>> Begin DATA RECORDS
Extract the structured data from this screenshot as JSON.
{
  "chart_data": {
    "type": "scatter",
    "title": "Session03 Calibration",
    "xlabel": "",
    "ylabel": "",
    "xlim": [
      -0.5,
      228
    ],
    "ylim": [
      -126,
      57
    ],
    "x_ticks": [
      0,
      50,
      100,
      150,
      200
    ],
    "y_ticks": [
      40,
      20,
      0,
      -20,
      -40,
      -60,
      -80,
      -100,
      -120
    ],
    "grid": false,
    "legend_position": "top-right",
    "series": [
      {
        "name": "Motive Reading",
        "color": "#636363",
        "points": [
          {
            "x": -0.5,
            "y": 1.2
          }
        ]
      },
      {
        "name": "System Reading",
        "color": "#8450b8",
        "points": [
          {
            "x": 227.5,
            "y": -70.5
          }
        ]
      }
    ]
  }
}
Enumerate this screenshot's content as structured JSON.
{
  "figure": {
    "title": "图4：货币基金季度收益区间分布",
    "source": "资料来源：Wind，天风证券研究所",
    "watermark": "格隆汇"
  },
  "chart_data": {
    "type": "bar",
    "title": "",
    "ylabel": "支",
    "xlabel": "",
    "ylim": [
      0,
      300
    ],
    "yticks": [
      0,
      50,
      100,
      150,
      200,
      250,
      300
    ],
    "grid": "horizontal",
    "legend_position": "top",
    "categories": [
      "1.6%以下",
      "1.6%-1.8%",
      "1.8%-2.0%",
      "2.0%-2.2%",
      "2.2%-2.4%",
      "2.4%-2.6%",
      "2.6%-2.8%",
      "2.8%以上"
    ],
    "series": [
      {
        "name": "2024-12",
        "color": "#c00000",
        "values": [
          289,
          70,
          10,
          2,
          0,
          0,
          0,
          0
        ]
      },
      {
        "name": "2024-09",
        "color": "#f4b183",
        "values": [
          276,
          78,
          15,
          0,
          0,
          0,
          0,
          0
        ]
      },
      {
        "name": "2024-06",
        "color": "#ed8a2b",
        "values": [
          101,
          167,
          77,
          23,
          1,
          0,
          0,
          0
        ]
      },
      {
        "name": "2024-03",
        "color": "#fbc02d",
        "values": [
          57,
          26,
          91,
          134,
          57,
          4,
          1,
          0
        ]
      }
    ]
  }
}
>> End DATA RECORDS
WRITTEN PROBLEM
Write out every entry again exactly, please, with nothing missing.

SOLUTION FOR THIS EXERCISE
Extract the structured data from this screenshot as JSON.
{
  "chart_data": {
    "type": "scatter",
    "title": "Session03 Calibration",
    "xlabel": "",
    "ylabel": "",
    "xlim": [
      -0.5,
      228
    ],
    "ylim": [
      -126,
      57
    ],
    "x_ticks": [
      0,
      50,
      100,
      150,
      200
    ],
    "y_ticks": [
      40,
      20,
      0,
      -20,
      -40,
      -60,
      -80,
      -100,
      -120
    ],
    "grid": false,
    "legend_position": "top-right",
    "series": [
      {
        "name": "Motive Reading",
        "color": "#636363",
        "points": [
          {
            "x": -0.5,
            "y": 1.2
          }
        ]
      },
      {
        "name": "System Reading",
        "color": "#8450b8",
        "points": [
          {
            "x": 227.5,
            "y": -70.5
          }
        ]
      }
    ]
  }
}
Enumerate this screenshot's content as structured JSON.
{
  "figure": {
    "title": "图4：货币基金季度收益区间分布",
    "source": "资料来源：Wind，天风证券研究所",
    "watermark": "格隆汇"
  },
  "chart_data": {
    "type": "bar",
    "title": "",
    "ylabel": "支",
    "xlabel": "",
    "ylim": [
      0,
      300
    ],
    "yticks": [
      0,
      50,
      100,
      150,
      200,
      250,
      300
    ],
    "grid": "horizontal",
    "legend_position": "top",
    "categories": [
      "1.6%以下",
      "1.6%-1.8%",
      "1.8%-2.0%",
      "2.0%-2.2%",
      "2.2%-2.4%",
      "2.4%-2.6%",
      "2.6%-2.8%",
      "2.8%以上"
    ],
    "series": [
      {
        "name": "2024-12",
        "color": "#c00000",
        "values": [
          289,
          70,
          10,
          2,
          0,
          0,
          0,
          0
        ]
      },
      {
        "name": "2024-09",
        "color": "#f4b183",
        "values": [
          276,
          78,
          15,
          0,
          0,
          0,
          0,
          0
        ]
      },
      {
        "name": "2024-06",
        "color": "#ed8a2b",
        "values": [
          101,
          167,
          77,
          23,
          1,
          0,
          0,
          0
        ]
      },
      {
        "name": "2024-03",
        "color": "#fbc02d",
        "values": [
          57,
          26,
          91,
          134,
          57,
          4,
          1,
          0
        ]
      }
    ]
  }
}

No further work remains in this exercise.